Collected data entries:
----------

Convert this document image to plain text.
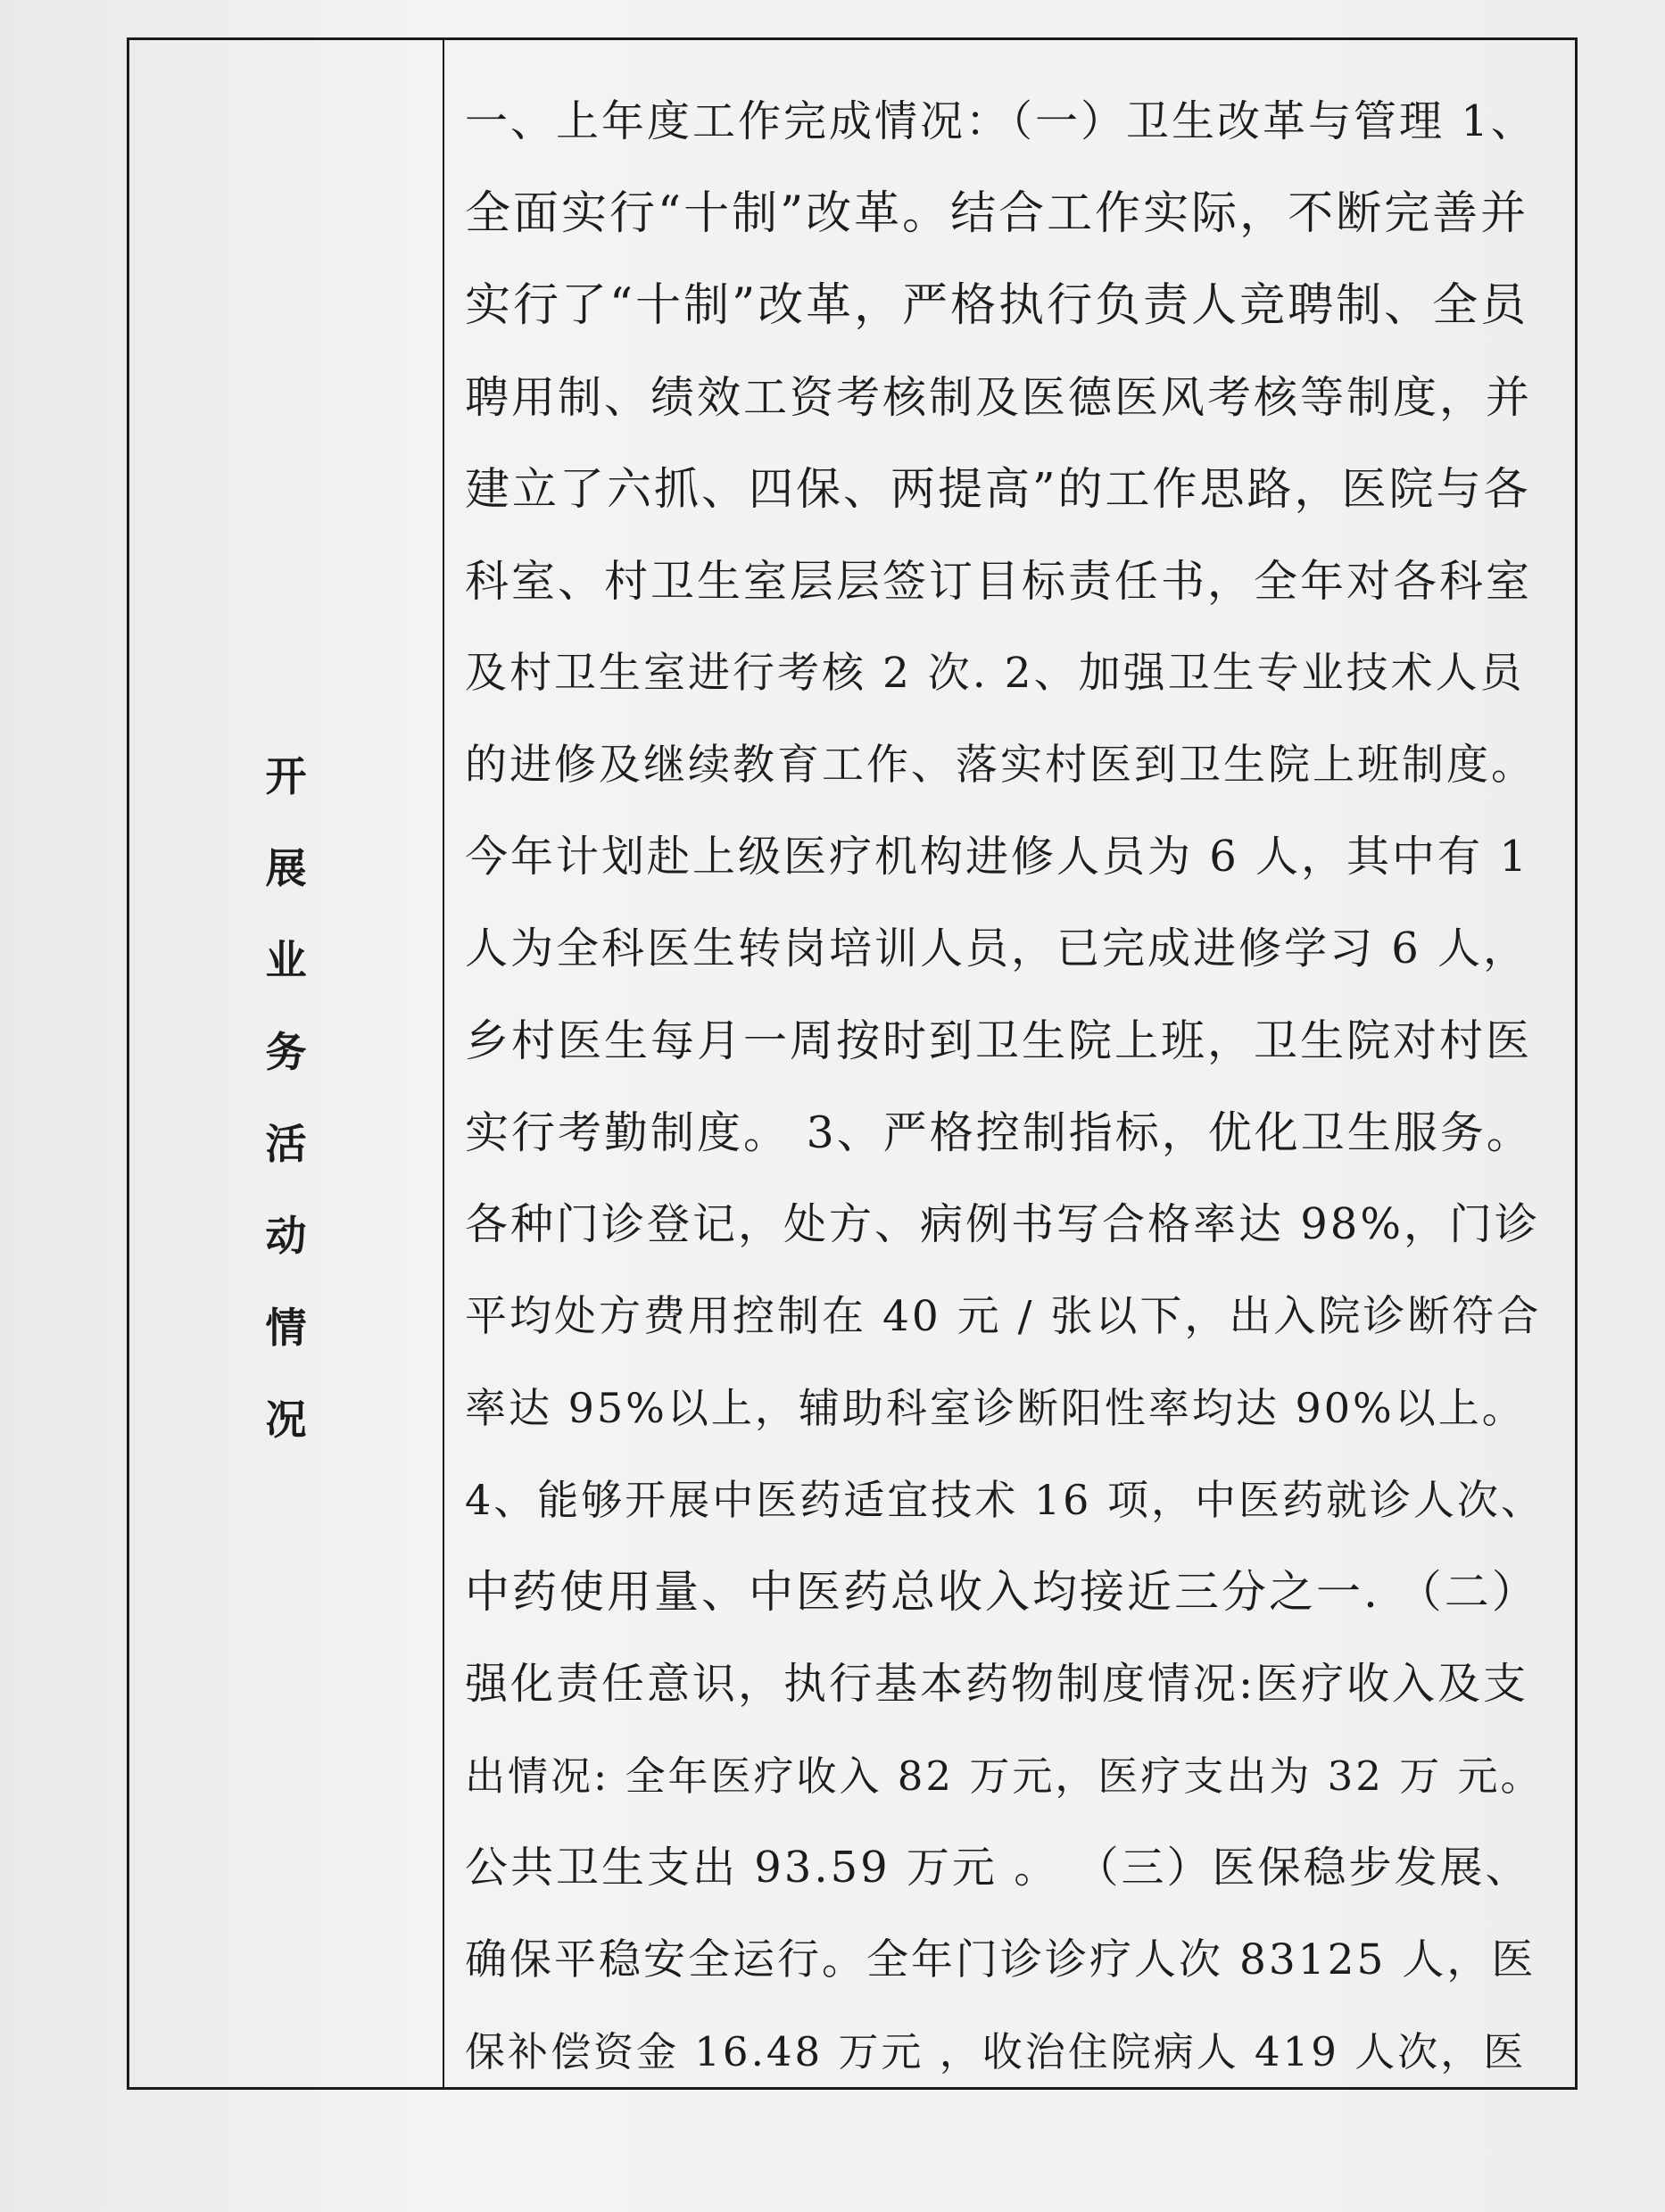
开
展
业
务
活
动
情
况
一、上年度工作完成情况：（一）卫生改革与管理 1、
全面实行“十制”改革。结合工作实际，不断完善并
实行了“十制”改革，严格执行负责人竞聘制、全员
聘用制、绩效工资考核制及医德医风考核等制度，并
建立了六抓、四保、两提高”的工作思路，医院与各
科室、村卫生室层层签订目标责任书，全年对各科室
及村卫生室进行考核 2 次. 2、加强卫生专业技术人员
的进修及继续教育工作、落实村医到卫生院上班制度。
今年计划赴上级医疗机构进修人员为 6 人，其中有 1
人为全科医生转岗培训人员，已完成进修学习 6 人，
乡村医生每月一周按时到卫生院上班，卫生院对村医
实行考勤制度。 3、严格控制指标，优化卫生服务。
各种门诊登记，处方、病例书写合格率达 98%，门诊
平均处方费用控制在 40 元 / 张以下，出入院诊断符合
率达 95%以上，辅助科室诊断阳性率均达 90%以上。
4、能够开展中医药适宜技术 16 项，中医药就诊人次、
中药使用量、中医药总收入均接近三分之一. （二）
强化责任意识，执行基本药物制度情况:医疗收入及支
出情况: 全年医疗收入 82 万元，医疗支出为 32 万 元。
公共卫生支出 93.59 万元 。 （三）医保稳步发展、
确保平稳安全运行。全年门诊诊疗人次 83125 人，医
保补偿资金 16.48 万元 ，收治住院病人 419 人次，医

----------

#### Your objective:
Print the complete listing exactly, apart from any pictures.

#### Output for this task:
Convert this document image to plain text.
开
展
业
务
活
动
情
况
一、上年度工作完成情况：（一）卫生改革与管理 1、
全面实行“十制”改革。结合工作实际，不断完善并
实行了“十制”改革，严格执行负责人竞聘制、全员
聘用制、绩效工资考核制及医德医风考核等制度，并
建立了六抓、四保、两提高”的工作思路，医院与各
科室、村卫生室层层签订目标责任书，全年对各科室
及村卫生室进行考核 2 次. 2、加强卫生专业技术人员
的进修及继续教育工作、落实村医到卫生院上班制度。
今年计划赴上级医疗机构进修人员为 6 人，其中有 1
人为全科医生转岗培训人员，已完成进修学习 6 人，
乡村医生每月一周按时到卫生院上班，卫生院对村医
实行考勤制度。 3、严格控制指标，优化卫生服务。
各种门诊登记，处方、病例书写合格率达 98%，门诊
平均处方费用控制在 40 元 / 张以下，出入院诊断符合
率达 95%以上，辅助科室诊断阳性率均达 90%以上。
4、能够开展中医药适宜技术 16 项，中医药就诊人次、
中药使用量、中医药总收入均接近三分之一. （二）
强化责任意识，执行基本药物制度情况:医疗收入及支
出情况: 全年医疗收入 82 万元，医疗支出为 32 万 元。
公共卫生支出 93.59 万元 。 （三）医保稳步发展、
确保平稳安全运行。全年门诊诊疗人次 83125 人，医
保补偿资金 16.48 万元 ，收治住院病人 419 人次，医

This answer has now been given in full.